WHAT IS ASKED:
Restate the entries below verbatim.

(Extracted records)

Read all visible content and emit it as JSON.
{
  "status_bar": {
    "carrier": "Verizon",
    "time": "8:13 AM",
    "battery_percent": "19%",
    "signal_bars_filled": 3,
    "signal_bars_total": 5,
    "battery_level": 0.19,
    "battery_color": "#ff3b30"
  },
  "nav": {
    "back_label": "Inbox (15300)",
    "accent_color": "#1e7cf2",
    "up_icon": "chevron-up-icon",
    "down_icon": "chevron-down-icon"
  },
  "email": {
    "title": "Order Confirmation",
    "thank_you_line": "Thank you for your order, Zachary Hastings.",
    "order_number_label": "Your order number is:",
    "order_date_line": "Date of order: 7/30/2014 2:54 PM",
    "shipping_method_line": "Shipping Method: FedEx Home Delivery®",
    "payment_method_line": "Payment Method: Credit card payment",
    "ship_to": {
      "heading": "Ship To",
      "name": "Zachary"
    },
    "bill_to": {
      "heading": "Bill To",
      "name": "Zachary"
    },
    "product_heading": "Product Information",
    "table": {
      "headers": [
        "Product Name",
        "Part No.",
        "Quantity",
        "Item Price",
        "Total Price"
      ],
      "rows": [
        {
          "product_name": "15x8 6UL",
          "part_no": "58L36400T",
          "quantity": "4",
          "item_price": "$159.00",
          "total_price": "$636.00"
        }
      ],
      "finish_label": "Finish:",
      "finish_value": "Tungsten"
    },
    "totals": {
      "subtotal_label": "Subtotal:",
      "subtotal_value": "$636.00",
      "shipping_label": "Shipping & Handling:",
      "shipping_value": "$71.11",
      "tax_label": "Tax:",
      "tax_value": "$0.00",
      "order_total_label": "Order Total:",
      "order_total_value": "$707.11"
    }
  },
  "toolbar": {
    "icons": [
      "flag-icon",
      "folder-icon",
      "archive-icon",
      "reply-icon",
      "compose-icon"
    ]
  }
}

SOLUTION FOR THIS EXERCISE:
Read all visible content and emit it as JSON.
{
  "status_bar": {
    "carrier": "Verizon",
    "time": "8:13 AM",
    "battery_percent": "19%",
    "signal_bars_filled": 3,
    "signal_bars_total": 5,
    "battery_level": 0.19,
    "battery_color": "#ff3b30"
  },
  "nav": {
    "back_label": "Inbox (15300)",
    "accent_color": "#1e7cf2",
    "up_icon": "chevron-up-icon",
    "down_icon": "chevron-down-icon"
  },
  "email": {
    "title": "Order Confirmation",
    "thank_you_line": "Thank you for your order, Zachary Hastings.",
    "order_number_label": "Your order number is:",
    "order_date_line": "Date of order: 7/30/2014 2:54 PM",
    "shipping_method_line": "Shipping Method: FedEx Home Delivery®",
    "payment_method_line": "Payment Method: Credit card payment",
    "ship_to": {
      "heading": "Ship To",
      "name": "Zachary"
    },
    "bill_to": {
      "heading": "Bill To",
      "name": "Zachary"
    },
    "product_heading": "Product Information",
    "table": {
      "headers": [
        "Product Name",
        "Part No.",
        "Quantity",
        "Item Price",
        "Total Price"
      ],
      "rows": [
        {
          "product_name": "15x8 6UL",
          "part_no": "58L36400T",
          "quantity": "4",
          "item_price": "$159.00",
          "total_price": "$636.00"
        }
      ],
      "finish_label": "Finish:",
      "finish_value": "Tungsten"
    },
    "totals": {
      "subtotal_label": "Subtotal:",
      "subtotal_value": "$636.00",
      "shipping_label": "Shipping & Handling:",
      "shipping_value": "$71.11",
      "tax_label": "Tax:",
      "tax_value": "$0.00",
      "order_total_label": "Order Total:",
      "order_total_value": "$707.11"
    }
  },
  "toolbar": {
    "icons": [
      "flag-icon",
      "folder-icon",
      "archive-icon",
      "reply-icon",
      "compose-icon"
    ]
  }
}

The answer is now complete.